• **AIM OF THE EXERCISE**: Work out how many lines include "Luogo" and answer with that number only.

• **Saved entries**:
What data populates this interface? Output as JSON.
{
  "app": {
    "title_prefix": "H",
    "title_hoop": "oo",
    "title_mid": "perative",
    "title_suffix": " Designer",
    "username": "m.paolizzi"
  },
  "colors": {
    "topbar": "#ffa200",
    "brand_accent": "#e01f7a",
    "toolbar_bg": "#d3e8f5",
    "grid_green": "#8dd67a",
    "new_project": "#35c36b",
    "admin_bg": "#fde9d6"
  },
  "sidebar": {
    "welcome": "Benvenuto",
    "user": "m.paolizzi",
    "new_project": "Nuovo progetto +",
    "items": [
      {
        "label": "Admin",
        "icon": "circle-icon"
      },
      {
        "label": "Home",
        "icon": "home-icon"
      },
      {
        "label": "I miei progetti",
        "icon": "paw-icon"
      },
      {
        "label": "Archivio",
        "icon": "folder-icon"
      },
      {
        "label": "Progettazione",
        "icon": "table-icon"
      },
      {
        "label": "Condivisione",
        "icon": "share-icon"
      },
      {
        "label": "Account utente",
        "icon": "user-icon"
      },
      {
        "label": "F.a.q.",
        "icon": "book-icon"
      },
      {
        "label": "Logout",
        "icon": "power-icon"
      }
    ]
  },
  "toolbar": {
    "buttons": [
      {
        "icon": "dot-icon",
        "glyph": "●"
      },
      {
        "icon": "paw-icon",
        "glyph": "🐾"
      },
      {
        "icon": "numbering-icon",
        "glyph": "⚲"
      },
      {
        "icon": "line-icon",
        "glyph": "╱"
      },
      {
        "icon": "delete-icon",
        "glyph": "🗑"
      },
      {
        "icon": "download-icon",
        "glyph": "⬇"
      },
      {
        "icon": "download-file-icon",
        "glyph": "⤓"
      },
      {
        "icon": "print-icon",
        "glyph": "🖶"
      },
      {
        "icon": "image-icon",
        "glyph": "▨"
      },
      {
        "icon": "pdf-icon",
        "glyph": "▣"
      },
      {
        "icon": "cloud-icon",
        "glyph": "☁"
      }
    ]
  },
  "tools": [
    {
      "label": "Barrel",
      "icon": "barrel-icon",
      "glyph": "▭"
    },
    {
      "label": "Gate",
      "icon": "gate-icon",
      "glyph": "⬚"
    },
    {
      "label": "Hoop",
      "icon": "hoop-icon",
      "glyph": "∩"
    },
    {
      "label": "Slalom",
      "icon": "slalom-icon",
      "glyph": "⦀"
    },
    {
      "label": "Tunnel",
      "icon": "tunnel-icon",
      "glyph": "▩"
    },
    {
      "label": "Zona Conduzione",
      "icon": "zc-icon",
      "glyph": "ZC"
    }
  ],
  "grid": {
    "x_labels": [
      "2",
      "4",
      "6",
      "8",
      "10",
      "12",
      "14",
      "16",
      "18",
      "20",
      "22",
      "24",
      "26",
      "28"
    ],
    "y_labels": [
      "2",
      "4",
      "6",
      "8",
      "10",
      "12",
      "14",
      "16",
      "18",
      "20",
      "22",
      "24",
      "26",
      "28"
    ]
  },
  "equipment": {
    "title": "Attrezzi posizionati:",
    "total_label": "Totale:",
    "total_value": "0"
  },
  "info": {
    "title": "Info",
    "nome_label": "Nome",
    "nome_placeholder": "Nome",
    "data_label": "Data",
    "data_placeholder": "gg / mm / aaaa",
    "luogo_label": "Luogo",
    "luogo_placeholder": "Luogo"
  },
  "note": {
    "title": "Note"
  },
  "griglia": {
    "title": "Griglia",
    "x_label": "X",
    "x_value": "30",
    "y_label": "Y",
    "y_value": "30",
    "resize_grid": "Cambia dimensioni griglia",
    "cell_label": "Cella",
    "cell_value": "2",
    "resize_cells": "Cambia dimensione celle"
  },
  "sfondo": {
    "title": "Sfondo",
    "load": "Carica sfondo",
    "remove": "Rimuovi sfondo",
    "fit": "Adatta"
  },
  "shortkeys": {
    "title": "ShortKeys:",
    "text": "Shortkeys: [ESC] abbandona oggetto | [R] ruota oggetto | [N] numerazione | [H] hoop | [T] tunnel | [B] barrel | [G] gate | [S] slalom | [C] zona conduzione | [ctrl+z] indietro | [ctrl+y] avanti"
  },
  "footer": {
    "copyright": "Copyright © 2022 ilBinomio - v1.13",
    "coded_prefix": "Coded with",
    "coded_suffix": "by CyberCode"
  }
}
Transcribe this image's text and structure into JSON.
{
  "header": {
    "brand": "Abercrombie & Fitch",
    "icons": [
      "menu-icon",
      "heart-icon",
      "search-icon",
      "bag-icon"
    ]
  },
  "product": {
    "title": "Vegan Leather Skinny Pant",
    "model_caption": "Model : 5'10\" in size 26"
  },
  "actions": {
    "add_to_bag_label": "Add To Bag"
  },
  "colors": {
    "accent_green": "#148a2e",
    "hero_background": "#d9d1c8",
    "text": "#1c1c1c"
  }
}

• **ANSWER BELOW**: 2